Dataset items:

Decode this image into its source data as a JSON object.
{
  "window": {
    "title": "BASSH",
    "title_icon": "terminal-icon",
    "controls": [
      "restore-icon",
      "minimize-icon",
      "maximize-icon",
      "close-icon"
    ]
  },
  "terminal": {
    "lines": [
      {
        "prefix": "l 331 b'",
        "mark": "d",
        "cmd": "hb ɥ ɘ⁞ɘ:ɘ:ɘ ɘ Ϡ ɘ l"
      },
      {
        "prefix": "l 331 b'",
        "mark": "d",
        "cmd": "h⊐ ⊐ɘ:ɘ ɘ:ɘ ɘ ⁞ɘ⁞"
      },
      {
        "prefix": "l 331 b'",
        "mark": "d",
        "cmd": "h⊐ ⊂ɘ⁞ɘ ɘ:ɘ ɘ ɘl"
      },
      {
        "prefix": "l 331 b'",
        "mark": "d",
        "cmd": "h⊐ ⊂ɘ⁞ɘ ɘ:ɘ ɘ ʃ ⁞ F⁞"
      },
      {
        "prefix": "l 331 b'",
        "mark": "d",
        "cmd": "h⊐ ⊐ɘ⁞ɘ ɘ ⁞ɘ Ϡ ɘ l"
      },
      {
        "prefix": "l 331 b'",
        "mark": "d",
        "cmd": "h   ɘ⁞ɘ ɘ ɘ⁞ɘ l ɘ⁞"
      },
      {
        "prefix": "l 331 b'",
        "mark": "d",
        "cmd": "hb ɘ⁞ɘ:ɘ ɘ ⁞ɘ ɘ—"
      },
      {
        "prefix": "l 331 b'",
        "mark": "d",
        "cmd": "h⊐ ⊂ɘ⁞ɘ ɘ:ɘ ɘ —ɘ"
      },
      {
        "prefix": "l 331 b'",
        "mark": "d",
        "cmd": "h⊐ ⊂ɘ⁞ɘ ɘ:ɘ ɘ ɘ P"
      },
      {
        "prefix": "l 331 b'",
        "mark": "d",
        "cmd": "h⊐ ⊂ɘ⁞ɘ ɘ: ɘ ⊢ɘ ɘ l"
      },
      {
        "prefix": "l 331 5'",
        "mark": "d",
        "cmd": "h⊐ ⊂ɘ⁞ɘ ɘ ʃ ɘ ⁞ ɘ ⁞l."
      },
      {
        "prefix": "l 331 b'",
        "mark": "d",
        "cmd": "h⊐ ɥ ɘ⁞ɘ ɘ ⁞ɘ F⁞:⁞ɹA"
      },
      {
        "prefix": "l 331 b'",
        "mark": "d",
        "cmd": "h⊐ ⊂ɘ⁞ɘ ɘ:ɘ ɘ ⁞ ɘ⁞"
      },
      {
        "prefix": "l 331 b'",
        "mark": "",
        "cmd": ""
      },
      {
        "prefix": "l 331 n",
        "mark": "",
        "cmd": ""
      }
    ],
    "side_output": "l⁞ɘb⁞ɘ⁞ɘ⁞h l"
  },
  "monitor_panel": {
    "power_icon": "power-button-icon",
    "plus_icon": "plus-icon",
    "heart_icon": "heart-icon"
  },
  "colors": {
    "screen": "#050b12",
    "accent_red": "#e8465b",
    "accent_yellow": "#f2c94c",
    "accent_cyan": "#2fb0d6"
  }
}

→ **EXERCISE PROMPT**:
Nothing may be left out: return each entry exactly as it reads.

→ **TASK OUTPUT**:
Decode this image into its source data as a JSON object.
{
  "window": {
    "title": "BASSH",
    "title_icon": "terminal-icon",
    "controls": [
      "restore-icon",
      "minimize-icon",
      "maximize-icon",
      "close-icon"
    ]
  },
  "terminal": {
    "lines": [
      {
        "prefix": "l 331 b'",
        "mark": "d",
        "cmd": "hb ɥ ɘ⁞ɘ:ɘ:ɘ ɘ Ϡ ɘ l"
      },
      {
        "prefix": "l 331 b'",
        "mark": "d",
        "cmd": "h⊐ ⊐ɘ:ɘ ɘ:ɘ ɘ ⁞ɘ⁞"
      },
      {
        "prefix": "l 331 b'",
        "mark": "d",
        "cmd": "h⊐ ⊂ɘ⁞ɘ ɘ:ɘ ɘ ɘl"
      },
      {
        "prefix": "l 331 b'",
        "mark": "d",
        "cmd": "h⊐ ⊂ɘ⁞ɘ ɘ:ɘ ɘ ʃ ⁞ F⁞"
      },
      {
        "prefix": "l 331 b'",
        "mark": "d",
        "cmd": "h⊐ ⊐ɘ⁞ɘ ɘ ⁞ɘ Ϡ ɘ l"
      },
      {
        "prefix": "l 331 b'",
        "mark": "d",
        "cmd": "h   ɘ⁞ɘ ɘ ɘ⁞ɘ l ɘ⁞"
      },
      {
        "prefix": "l 331 b'",
        "mark": "d",
        "cmd": "hb ɘ⁞ɘ:ɘ ɘ ⁞ɘ ɘ—"
      },
      {
        "prefix": "l 331 b'",
        "mark": "d",
        "cmd": "h⊐ ⊂ɘ⁞ɘ ɘ:ɘ ɘ —ɘ"
      },
      {
        "prefix": "l 331 b'",
        "mark": "d",
        "cmd": "h⊐ ⊂ɘ⁞ɘ ɘ:ɘ ɘ ɘ P"
      },
      {
        "prefix": "l 331 b'",
        "mark": "d",
        "cmd": "h⊐ ⊂ɘ⁞ɘ ɘ: ɘ ⊢ɘ ɘ l"
      },
      {
        "prefix": "l 331 5'",
        "mark": "d",
        "cmd": "h⊐ ⊂ɘ⁞ɘ ɘ ʃ ɘ ⁞ ɘ ⁞l."
      },
      {
        "prefix": "l 331 b'",
        "mark": "d",
        "cmd": "h⊐ ɥ ɘ⁞ɘ ɘ ⁞ɘ F⁞:⁞ɹA"
      },
      {
        "prefix": "l 331 b'",
        "mark": "d",
        "cmd": "h⊐ ⊂ɘ⁞ɘ ɘ:ɘ ɘ ⁞ ɘ⁞"
      },
      {
        "prefix": "l 331 b'",
        "mark": "",
        "cmd": ""
      },
      {
        "prefix": "l 331 n",
        "mark": "",
        "cmd": ""
      }
    ],
    "side_output": "l⁞ɘb⁞ɘ⁞ɘ⁞h l"
  },
  "monitor_panel": {
    "power_icon": "power-button-icon",
    "plus_icon": "plus-icon",
    "heart_icon": "heart-icon"
  },
  "colors": {
    "screen": "#050b12",
    "accent_red": "#e8465b",
    "accent_yellow": "#f2c94c",
    "accent_cyan": "#2fb0d6"
  }
}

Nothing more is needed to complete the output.